[START Supplied material]

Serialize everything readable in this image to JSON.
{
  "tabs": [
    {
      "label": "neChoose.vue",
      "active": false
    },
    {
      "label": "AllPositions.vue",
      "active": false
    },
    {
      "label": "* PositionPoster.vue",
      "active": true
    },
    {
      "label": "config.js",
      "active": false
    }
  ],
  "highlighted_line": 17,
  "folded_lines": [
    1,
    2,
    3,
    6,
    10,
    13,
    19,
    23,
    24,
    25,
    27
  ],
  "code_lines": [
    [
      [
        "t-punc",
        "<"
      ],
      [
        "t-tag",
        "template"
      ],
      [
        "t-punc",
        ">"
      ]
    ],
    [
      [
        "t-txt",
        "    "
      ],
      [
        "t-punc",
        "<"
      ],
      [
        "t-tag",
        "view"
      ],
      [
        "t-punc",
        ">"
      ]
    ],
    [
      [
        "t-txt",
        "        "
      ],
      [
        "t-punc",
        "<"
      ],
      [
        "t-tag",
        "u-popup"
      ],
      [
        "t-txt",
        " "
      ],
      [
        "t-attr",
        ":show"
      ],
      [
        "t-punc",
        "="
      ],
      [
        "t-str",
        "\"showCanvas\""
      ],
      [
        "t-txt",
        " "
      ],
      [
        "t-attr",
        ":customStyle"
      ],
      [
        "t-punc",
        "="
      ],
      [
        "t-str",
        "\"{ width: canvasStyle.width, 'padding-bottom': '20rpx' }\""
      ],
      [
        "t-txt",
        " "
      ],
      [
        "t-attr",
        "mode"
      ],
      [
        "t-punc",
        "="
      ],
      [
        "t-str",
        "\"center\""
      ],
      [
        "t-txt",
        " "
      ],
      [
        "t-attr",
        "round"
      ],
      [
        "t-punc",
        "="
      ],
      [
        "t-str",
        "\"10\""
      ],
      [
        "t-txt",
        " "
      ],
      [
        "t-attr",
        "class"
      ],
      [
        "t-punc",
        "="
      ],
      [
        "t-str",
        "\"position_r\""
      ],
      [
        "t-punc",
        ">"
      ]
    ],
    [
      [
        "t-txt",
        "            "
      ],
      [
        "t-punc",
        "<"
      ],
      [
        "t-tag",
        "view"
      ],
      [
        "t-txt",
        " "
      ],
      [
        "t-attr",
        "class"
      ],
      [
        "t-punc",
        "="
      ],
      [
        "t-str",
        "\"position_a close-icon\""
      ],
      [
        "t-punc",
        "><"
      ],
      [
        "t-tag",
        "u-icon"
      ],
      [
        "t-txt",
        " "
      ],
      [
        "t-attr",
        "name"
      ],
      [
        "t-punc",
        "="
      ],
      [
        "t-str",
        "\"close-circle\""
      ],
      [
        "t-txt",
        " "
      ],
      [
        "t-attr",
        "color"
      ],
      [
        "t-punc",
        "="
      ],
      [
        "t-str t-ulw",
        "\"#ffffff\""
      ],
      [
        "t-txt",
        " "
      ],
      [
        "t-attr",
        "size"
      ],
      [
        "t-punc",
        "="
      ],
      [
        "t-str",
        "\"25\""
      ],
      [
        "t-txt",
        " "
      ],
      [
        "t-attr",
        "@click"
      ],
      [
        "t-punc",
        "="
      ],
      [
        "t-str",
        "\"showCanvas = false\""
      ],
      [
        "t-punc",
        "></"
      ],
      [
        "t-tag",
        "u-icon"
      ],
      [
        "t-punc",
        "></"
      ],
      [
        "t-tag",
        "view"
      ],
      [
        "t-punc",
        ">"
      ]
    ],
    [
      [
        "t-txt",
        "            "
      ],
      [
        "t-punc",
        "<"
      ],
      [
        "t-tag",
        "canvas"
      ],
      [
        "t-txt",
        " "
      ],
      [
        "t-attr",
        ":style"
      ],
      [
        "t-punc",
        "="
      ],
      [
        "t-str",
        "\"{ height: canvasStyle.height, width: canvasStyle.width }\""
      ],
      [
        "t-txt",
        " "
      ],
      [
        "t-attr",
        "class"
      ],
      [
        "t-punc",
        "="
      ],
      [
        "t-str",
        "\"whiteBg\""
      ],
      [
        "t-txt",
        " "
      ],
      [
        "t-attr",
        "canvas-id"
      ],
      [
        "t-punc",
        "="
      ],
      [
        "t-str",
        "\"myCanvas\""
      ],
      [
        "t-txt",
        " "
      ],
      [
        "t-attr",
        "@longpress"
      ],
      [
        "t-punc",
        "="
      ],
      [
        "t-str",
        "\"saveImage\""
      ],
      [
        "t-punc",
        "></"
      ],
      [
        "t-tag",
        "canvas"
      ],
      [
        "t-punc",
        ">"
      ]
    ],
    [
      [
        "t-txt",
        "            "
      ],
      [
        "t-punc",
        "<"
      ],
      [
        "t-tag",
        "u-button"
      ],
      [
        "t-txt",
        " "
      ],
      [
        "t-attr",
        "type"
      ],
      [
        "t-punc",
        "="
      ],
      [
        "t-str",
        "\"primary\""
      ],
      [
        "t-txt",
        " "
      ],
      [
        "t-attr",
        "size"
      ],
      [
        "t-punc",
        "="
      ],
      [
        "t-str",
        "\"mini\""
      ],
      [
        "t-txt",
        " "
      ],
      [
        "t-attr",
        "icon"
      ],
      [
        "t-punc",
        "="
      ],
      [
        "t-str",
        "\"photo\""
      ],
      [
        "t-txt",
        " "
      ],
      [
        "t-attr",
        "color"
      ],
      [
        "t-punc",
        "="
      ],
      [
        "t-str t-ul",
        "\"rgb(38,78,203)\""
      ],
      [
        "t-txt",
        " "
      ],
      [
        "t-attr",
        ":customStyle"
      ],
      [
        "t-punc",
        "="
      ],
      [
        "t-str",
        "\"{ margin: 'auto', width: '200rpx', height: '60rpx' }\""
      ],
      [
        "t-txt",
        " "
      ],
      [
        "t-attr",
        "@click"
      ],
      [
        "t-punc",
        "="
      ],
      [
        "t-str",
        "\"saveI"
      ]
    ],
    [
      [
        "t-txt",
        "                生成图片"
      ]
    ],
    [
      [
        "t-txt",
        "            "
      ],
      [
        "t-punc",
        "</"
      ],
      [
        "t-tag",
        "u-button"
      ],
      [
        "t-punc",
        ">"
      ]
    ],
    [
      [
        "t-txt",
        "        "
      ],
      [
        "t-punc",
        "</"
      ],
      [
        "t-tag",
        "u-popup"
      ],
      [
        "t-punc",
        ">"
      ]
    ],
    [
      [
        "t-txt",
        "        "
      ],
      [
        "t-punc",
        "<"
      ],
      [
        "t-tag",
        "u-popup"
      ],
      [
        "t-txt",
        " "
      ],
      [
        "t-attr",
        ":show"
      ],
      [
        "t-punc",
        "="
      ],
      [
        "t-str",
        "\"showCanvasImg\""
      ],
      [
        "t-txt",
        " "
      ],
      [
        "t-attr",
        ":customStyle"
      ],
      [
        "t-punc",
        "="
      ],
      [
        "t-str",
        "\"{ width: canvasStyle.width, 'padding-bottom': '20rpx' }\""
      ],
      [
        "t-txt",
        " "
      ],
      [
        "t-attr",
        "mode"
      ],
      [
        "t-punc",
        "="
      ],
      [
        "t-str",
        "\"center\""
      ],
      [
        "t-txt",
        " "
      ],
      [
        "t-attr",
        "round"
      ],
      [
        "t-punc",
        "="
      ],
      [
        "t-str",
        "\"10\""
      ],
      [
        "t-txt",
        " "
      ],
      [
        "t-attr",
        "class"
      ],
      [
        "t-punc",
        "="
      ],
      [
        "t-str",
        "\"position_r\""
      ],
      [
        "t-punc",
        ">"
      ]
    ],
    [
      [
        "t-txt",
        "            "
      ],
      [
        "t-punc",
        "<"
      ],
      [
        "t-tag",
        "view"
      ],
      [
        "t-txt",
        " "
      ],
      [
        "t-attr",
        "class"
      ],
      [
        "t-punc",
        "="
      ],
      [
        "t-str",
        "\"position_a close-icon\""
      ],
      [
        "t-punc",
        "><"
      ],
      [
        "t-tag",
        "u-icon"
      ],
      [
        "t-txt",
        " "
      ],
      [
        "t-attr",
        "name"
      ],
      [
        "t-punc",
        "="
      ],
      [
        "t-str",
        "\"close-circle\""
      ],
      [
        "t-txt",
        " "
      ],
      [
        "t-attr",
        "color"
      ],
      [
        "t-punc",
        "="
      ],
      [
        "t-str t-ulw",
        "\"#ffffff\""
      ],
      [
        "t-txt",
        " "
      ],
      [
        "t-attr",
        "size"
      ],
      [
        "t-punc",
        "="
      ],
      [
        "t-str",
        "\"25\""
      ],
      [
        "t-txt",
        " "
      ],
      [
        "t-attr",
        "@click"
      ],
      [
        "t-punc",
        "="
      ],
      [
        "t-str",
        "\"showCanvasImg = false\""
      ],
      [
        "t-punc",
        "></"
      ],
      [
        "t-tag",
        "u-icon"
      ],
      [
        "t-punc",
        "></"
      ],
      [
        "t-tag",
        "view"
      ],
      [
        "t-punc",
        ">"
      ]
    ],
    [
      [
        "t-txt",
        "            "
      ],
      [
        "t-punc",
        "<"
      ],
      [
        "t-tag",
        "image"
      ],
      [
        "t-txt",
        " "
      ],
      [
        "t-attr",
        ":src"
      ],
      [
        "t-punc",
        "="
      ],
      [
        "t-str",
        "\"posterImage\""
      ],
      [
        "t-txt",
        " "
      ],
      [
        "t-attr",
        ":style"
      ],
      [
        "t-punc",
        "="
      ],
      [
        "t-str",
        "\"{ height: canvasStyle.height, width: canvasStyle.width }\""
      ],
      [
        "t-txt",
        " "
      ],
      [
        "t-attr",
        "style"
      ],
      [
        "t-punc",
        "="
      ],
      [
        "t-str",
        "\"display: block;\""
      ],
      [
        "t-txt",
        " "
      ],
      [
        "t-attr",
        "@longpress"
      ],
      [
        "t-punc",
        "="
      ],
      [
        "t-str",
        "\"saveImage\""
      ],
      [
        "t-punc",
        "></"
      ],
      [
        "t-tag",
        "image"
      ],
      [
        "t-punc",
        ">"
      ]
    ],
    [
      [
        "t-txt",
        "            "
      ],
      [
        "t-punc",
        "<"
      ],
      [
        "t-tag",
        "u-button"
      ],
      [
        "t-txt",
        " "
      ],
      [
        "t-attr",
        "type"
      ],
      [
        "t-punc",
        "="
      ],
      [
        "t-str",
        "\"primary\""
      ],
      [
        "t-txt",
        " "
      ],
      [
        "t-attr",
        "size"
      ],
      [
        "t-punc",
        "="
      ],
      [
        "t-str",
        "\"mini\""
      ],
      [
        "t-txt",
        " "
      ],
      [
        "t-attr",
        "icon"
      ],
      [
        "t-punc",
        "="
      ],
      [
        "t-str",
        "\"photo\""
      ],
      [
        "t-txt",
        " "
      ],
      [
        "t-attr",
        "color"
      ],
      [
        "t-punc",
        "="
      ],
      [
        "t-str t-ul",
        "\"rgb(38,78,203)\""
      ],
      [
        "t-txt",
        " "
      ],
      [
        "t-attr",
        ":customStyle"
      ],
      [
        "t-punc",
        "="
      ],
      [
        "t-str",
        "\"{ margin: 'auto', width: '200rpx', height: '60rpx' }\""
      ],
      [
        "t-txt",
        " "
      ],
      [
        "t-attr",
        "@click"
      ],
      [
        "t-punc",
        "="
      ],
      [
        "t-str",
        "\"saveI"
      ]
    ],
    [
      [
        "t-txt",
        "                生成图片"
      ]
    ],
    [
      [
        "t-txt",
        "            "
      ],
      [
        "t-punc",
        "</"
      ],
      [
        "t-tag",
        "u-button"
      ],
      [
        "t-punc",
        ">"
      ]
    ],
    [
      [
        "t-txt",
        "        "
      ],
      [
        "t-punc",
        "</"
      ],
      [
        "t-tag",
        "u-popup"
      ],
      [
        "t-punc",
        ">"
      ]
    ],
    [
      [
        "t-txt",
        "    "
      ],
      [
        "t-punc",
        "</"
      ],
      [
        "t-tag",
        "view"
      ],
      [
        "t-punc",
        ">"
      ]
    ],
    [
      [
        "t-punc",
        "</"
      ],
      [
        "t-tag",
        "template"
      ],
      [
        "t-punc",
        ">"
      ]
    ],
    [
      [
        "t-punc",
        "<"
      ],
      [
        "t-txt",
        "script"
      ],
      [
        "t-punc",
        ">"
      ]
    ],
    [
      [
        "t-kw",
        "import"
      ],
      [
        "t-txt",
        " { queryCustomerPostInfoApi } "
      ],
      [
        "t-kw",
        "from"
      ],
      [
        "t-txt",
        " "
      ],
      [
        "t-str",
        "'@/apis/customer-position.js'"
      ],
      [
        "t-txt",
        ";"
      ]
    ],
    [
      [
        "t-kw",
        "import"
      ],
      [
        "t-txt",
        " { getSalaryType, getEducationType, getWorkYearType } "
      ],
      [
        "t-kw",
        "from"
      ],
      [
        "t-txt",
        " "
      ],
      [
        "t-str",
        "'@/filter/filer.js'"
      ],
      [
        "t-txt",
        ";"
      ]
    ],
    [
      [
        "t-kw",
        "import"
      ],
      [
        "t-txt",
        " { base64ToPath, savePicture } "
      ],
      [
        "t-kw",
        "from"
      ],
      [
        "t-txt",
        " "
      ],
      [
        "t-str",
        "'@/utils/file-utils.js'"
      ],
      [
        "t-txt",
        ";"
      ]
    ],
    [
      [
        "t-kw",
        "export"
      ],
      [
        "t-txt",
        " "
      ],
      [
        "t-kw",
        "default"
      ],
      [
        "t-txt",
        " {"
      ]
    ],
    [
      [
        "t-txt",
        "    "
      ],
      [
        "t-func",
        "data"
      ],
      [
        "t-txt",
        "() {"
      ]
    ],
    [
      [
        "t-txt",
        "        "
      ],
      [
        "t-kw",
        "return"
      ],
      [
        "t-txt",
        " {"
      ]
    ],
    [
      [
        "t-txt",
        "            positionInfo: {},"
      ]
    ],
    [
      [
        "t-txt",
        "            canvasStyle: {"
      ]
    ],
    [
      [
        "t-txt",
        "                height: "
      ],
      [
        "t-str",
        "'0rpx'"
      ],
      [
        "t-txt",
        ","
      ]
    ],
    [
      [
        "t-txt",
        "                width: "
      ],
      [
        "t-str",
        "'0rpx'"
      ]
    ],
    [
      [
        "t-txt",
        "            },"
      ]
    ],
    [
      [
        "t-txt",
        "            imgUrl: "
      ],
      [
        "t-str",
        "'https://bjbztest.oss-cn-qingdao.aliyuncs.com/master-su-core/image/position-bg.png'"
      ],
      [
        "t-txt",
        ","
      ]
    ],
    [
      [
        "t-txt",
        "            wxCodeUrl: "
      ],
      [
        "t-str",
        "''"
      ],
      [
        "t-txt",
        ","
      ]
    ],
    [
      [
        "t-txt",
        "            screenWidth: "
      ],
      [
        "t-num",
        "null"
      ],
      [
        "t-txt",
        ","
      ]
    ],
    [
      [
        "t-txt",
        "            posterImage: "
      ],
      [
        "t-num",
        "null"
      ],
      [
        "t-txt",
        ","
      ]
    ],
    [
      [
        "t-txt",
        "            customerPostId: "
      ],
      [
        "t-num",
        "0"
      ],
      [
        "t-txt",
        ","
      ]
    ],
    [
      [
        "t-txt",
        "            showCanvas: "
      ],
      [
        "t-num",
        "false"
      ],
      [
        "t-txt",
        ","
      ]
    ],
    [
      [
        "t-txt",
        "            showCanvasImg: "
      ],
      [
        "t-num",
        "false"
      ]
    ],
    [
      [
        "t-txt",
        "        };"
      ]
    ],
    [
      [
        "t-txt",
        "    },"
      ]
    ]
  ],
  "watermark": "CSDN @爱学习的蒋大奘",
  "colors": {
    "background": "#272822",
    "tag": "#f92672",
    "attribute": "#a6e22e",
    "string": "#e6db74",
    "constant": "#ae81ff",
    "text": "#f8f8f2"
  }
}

[END Supplied material]

● **Required work**: Give only the number of lines in the entries that contain "showCanvasImg".

● **Answer for the task**: 3